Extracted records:
┏━━

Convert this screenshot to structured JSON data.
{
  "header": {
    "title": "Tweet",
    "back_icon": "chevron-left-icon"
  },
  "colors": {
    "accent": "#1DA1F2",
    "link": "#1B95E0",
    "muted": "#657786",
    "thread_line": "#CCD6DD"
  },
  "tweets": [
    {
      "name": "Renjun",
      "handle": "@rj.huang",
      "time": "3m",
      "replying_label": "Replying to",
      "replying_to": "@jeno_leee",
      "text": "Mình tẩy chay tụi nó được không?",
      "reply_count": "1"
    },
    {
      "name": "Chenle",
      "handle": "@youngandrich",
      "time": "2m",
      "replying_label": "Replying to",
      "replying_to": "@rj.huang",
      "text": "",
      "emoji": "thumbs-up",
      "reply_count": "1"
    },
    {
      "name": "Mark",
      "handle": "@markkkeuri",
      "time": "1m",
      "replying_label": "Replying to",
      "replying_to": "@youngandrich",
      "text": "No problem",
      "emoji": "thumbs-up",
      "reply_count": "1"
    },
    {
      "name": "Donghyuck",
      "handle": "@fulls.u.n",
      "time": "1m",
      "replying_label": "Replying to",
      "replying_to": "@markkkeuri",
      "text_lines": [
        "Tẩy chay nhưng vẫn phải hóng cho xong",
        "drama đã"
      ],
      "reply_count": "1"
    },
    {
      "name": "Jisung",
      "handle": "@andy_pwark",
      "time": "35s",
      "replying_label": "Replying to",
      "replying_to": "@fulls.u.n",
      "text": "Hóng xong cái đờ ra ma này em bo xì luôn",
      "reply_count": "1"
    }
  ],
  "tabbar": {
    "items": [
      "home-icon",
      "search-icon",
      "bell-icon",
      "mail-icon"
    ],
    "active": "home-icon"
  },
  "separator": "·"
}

┗━━
┏━━

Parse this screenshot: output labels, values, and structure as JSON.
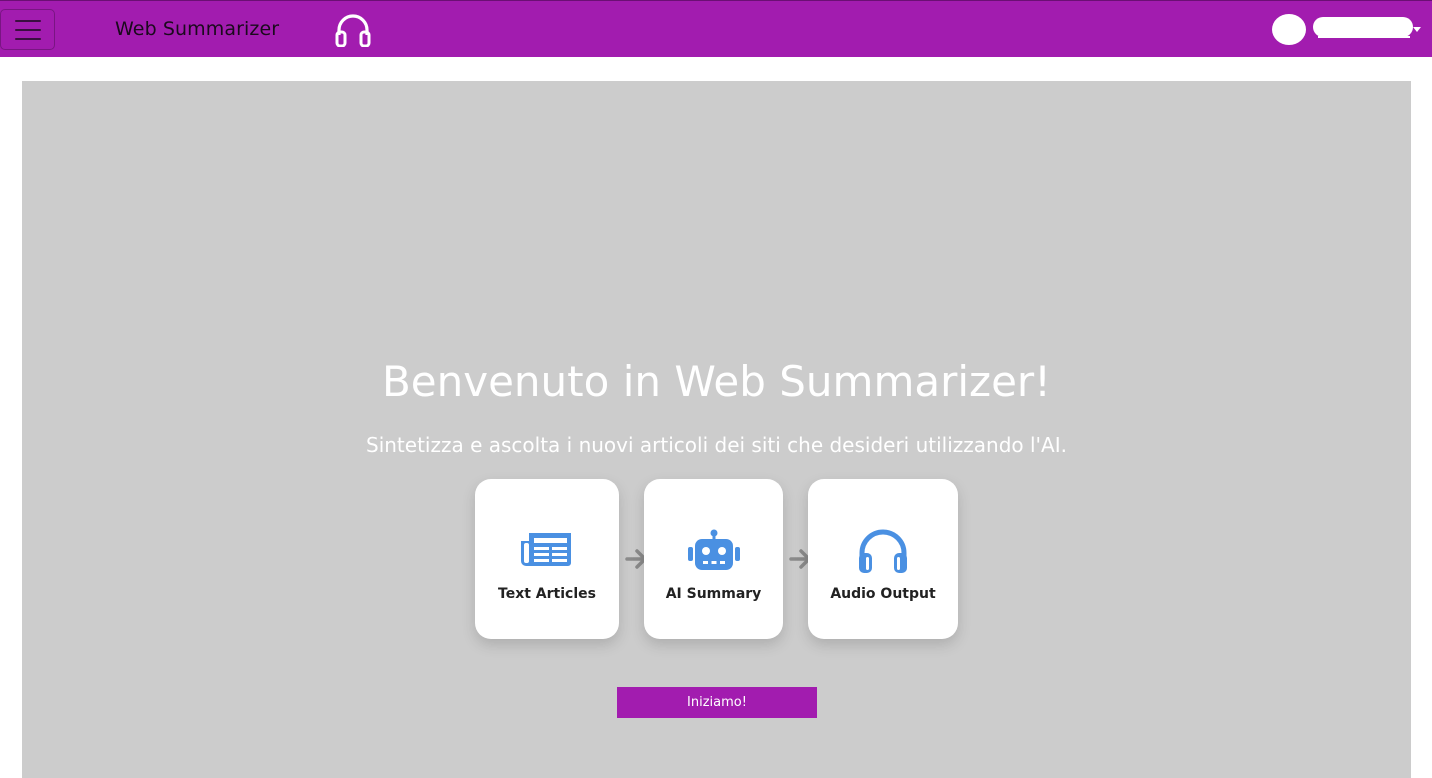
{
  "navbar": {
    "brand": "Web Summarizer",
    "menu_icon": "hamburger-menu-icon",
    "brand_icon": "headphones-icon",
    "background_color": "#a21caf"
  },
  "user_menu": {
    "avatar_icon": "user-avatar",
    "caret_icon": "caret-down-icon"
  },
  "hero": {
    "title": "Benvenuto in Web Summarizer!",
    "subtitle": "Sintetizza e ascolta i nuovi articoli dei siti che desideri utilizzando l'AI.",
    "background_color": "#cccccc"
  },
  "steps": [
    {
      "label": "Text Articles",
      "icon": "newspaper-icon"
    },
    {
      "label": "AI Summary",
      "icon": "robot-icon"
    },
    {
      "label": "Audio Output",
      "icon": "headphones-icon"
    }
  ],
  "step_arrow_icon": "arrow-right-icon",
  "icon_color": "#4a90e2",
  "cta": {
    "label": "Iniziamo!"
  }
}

┗━━
┏━━

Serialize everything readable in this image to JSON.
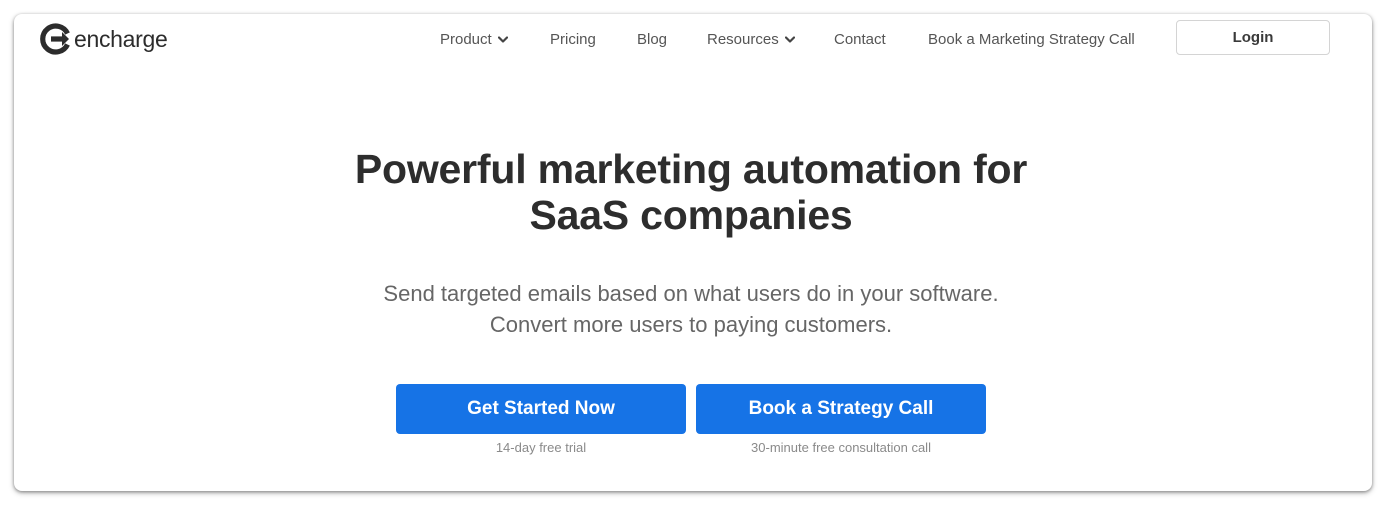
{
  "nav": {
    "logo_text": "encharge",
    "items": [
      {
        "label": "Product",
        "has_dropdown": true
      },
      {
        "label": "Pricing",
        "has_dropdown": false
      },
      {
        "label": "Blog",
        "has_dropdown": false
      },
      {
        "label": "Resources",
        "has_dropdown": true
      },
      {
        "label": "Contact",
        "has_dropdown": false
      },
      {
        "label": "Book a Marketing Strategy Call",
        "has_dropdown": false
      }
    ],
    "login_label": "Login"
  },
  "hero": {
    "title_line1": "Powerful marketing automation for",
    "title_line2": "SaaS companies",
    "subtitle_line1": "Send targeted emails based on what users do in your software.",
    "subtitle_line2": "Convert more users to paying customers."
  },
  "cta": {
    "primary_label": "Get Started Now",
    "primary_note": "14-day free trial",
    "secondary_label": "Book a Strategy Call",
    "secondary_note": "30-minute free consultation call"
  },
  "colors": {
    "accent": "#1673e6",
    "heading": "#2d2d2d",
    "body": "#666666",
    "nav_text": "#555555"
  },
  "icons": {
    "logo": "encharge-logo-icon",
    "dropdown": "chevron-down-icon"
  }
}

┗━━

Pick out and copy the lines of the entries that hold the string "huang".

      "handle": "@rj.huang",
      "replying_to": "@rj.huang",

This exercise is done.